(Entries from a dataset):

START

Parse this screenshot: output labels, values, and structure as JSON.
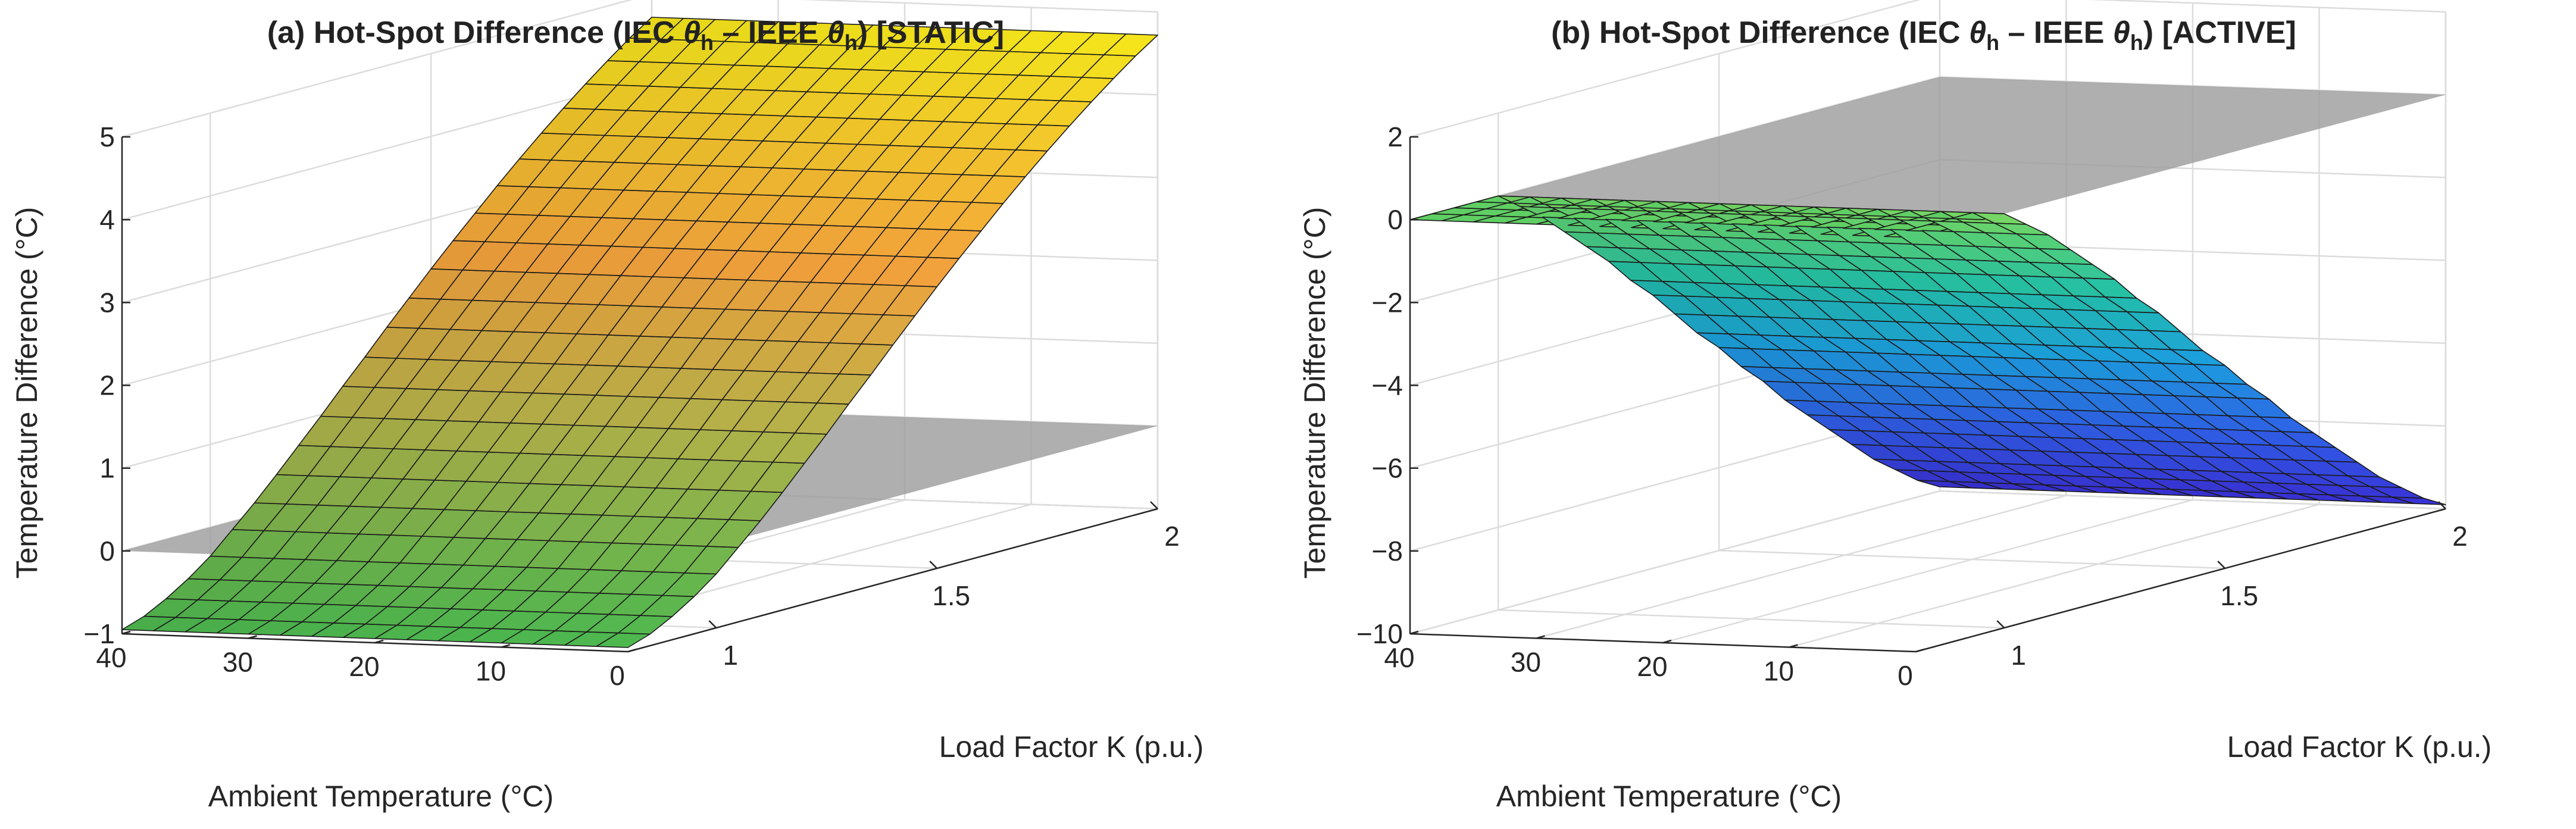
{
  "chart_data": [
    {
      "type": "surface",
      "title_prefix": "(a)  Hot-Spot  Difference  (IEC",
      "title_mid": "–  IEEE",
      "title_suffix": ")  [STATIC]",
      "theta_symbol": "θ",
      "theta_sub": "h",
      "xlabel": "Load Factor K (p.u.)",
      "ylabel": "Ambient  Temperature  (°C)",
      "zlabel": "Temperature  Difference  (°C)",
      "xlim": [
        0.8,
        2.0
      ],
      "ylim": [
        0,
        40
      ],
      "zlim": [
        -1,
        5
      ],
      "x_ticks": [
        1,
        1.5,
        2
      ],
      "x_tick_labels": [
        "1",
        "1.5",
        "2"
      ],
      "y_ticks": [
        0,
        10,
        20,
        30,
        40
      ],
      "y_tick_labels": [
        "0",
        "10",
        "20",
        "30",
        "40"
      ],
      "z_ticks": [
        -1,
        0,
        1,
        2,
        3,
        4,
        5
      ],
      "z_tick_labels": [
        "−1",
        "0",
        "1",
        "2",
        "3",
        "4",
        "5"
      ],
      "grid": true,
      "zero_plane": 0,
      "colormap": "summer-to-yellow",
      "colors": {
        "low": "#3fae4a",
        "mid": "#f2a23c",
        "high": "#f5e61c",
        "plane": "#9b9b9b"
      },
      "surface": {
        "k": [
          0.8,
          0.85,
          0.9,
          0.95,
          1.0,
          1.05,
          1.1,
          1.15,
          1.2,
          1.25,
          1.3,
          1.35,
          1.4,
          1.45,
          1.5,
          1.55,
          1.6,
          1.65,
          1.7,
          1.75,
          1.8,
          1.85,
          1.9,
          1.95,
          2.0
        ],
        "ambient": [
          0,
          2.5,
          5,
          7.5,
          10,
          12.5,
          15,
          17.5,
          20,
          22.5,
          25,
          27.5,
          30,
          32.5,
          35,
          37.5,
          40
        ],
        "diff": [
          -0.95,
          -0.86,
          -0.72,
          -0.55,
          -0.35,
          -0.1,
          0.15,
          0.42,
          0.7,
          0.98,
          1.27,
          1.55,
          1.84,
          2.12,
          2.4,
          2.67,
          2.93,
          3.19,
          3.44,
          3.68,
          3.91,
          4.13,
          4.34,
          4.54,
          4.72
        ]
      }
    },
    {
      "type": "surface",
      "title_prefix": "(b)  Hot-Spot  Difference  (IEC",
      "title_mid": "–  IEEE",
      "title_suffix": ")  [ACTIVE]",
      "theta_symbol": "θ",
      "theta_sub": "h",
      "xlabel": "Load Factor K (p.u.)",
      "ylabel": "Ambient  Temperature  (°C)",
      "zlabel": "Temperature  Difference  (°C)",
      "xlim": [
        0.8,
        2.0
      ],
      "ylim": [
        0,
        40
      ],
      "zlim": [
        -10,
        2
      ],
      "x_ticks": [
        1,
        1.5,
        2
      ],
      "x_tick_labels": [
        "1",
        "1.5",
        "2"
      ],
      "y_ticks": [
        0,
        10,
        20,
        30,
        40
      ],
      "y_tick_labels": [
        "0",
        "10",
        "20",
        "30",
        "40"
      ],
      "z_ticks": [
        -10,
        -8,
        -6,
        -4,
        -2,
        0,
        2
      ],
      "z_tick_labels": [
        "−10",
        "−8",
        "−6",
        "−4",
        "−2",
        "0",
        "2"
      ],
      "grid": true,
      "zero_plane": 0,
      "colormap": "parula",
      "colors": {
        "plane": "#9b9b9b",
        "flat": "#5fcf63"
      },
      "surface": {
        "k": [
          0.8,
          0.85,
          0.9,
          0.95,
          1.0,
          1.05,
          1.1,
          1.15,
          1.2,
          1.25,
          1.3,
          1.35,
          1.4,
          1.45,
          1.5,
          1.55,
          1.6,
          1.65,
          1.7,
          1.75,
          1.8,
          1.85,
          1.9,
          1.95,
          2.0
        ],
        "ambient": [
          0,
          2.5,
          5,
          7.5,
          10,
          12.5,
          15,
          17.5,
          20,
          22.5,
          25,
          27.5,
          30,
          32.5,
          35,
          37.5,
          40
        ],
        "diff": [
          0,
          0,
          0,
          0,
          0,
          -0.4,
          -0.8,
          -1.3,
          -1.8,
          -2.3,
          -2.9,
          -3.4,
          -4.0,
          -4.6,
          -5.1,
          -5.7,
          -6.2,
          -6.8,
          -7.3,
          -7.8,
          -8.3,
          -8.8,
          -9.2,
          -9.6,
          -9.9
        ]
      }
    }
  ]
}
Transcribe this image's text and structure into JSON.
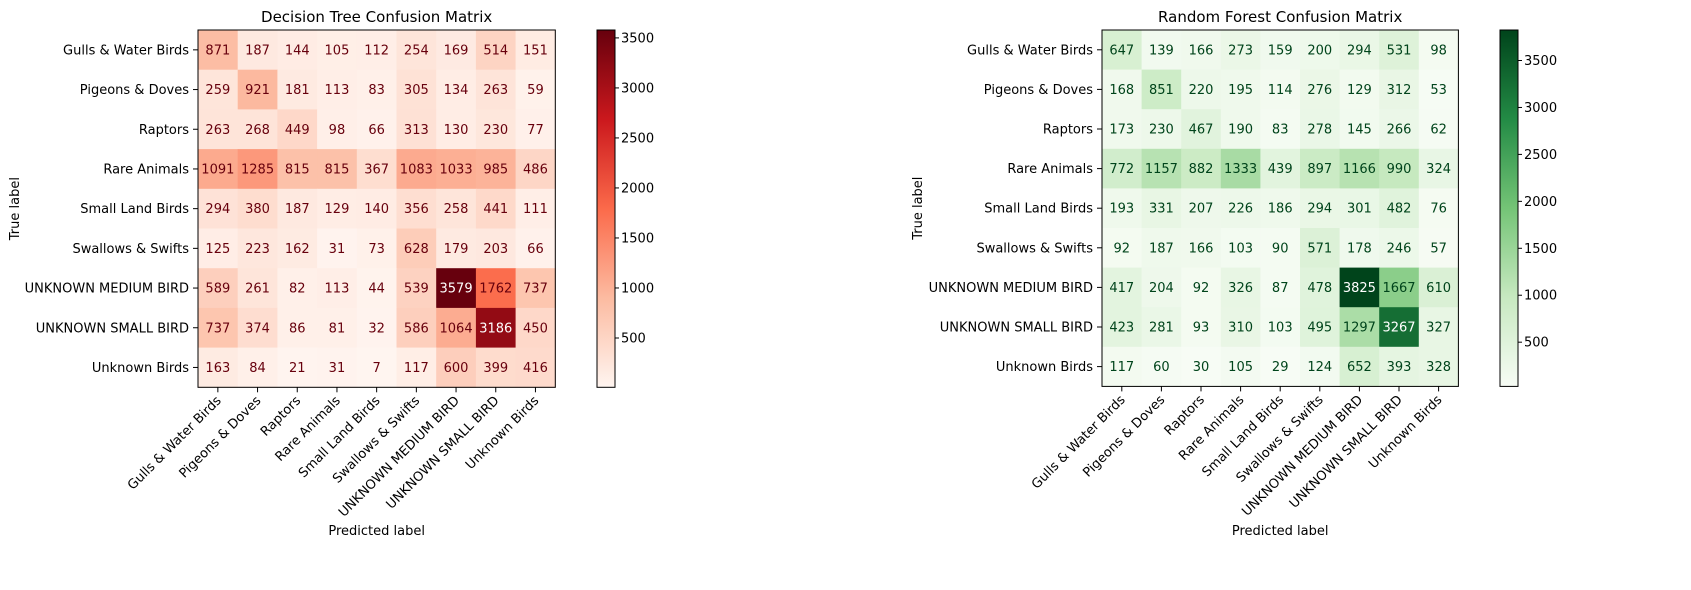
{
  "chart_data": [
    {
      "type": "heatmap",
      "title": "Decision Tree Confusion Matrix",
      "xlabel": "Predicted label",
      "ylabel": "True label",
      "colormap": "Reds",
      "colors": [
        "#fff5f0",
        "#fcbba1",
        "#fb6a4a",
        "#cb181d",
        "#67000d"
      ],
      "text_light_color": "#ffffff",
      "text_dark_color": "#67000d",
      "vmin": 7,
      "vmax": 3579,
      "categories": [
        "Gulls & Water Birds",
        "Pigeons & Doves",
        "Raptors",
        "Rare Animals",
        "Small Land Birds",
        "Swallows & Swifts",
        "UNKNOWN MEDIUM BIRD",
        "UNKNOWN SMALL BIRD",
        "Unknown Birds"
      ],
      "colorbar_ticks": [
        "500",
        "1000",
        "1500",
        "2000",
        "2500",
        "3000",
        "3500"
      ],
      "matrix": [
        [
          871,
          187,
          144,
          105,
          112,
          254,
          169,
          514,
          151
        ],
        [
          259,
          921,
          181,
          113,
          83,
          305,
          134,
          263,
          59
        ],
        [
          263,
          268,
          449,
          98,
          66,
          313,
          130,
          230,
          77
        ],
        [
          1091,
          1285,
          815,
          815,
          367,
          1083,
          1033,
          985,
          486
        ],
        [
          294,
          380,
          187,
          129,
          140,
          356,
          258,
          441,
          111
        ],
        [
          125,
          223,
          162,
          31,
          73,
          628,
          179,
          203,
          66
        ],
        [
          589,
          261,
          82,
          113,
          44,
          539,
          3579,
          1762,
          737
        ],
        [
          737,
          374,
          86,
          81,
          32,
          586,
          1064,
          3186,
          450
        ],
        [
          163,
          84,
          21,
          31,
          7,
          117,
          600,
          399,
          416
        ]
      ]
    },
    {
      "type": "heatmap",
      "title": "Random Forest Confusion Matrix",
      "xlabel": "Predicted label",
      "ylabel": "True label",
      "colormap": "Greens",
      "colors": [
        "#f7fcf5",
        "#c7e9c0",
        "#74c476",
        "#238b45",
        "#00441b"
      ],
      "text_light_color": "#ffffff",
      "text_dark_color": "#00441b",
      "vmin": 29,
      "vmax": 3825,
      "categories": [
        "Gulls & Water Birds",
        "Pigeons & Doves",
        "Raptors",
        "Rare Animals",
        "Small Land Birds",
        "Swallows & Swifts",
        "UNKNOWN MEDIUM BIRD",
        "UNKNOWN SMALL BIRD",
        "Unknown Birds"
      ],
      "colorbar_ticks": [
        "500",
        "1000",
        "1500",
        "2000",
        "2500",
        "3000",
        "3500"
      ],
      "matrix": [
        [
          647,
          139,
          166,
          273,
          159,
          200,
          294,
          531,
          98
        ],
        [
          168,
          851,
          220,
          195,
          114,
          276,
          129,
          312,
          53
        ],
        [
          173,
          230,
          467,
          190,
          83,
          278,
          145,
          266,
          62
        ],
        [
          772,
          1157,
          882,
          1333,
          439,
          897,
          1166,
          990,
          324
        ],
        [
          193,
          331,
          207,
          226,
          186,
          294,
          301,
          482,
          76
        ],
        [
          92,
          187,
          166,
          103,
          90,
          571,
          178,
          246,
          57
        ],
        [
          417,
          204,
          92,
          326,
          87,
          478,
          3825,
          1667,
          610
        ],
        [
          423,
          281,
          93,
          310,
          103,
          495,
          1297,
          3267,
          327
        ],
        [
          117,
          60,
          30,
          105,
          29,
          124,
          652,
          393,
          328
        ]
      ]
    }
  ]
}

END

(Stated goal):
Look for the word "colormap" and return every line where it occurs.

(Answer below):
      "colormap": "summer-to-yellow",
      "colormap": "parula",
      "colormap": "Reds",
      "colormap": "Greens",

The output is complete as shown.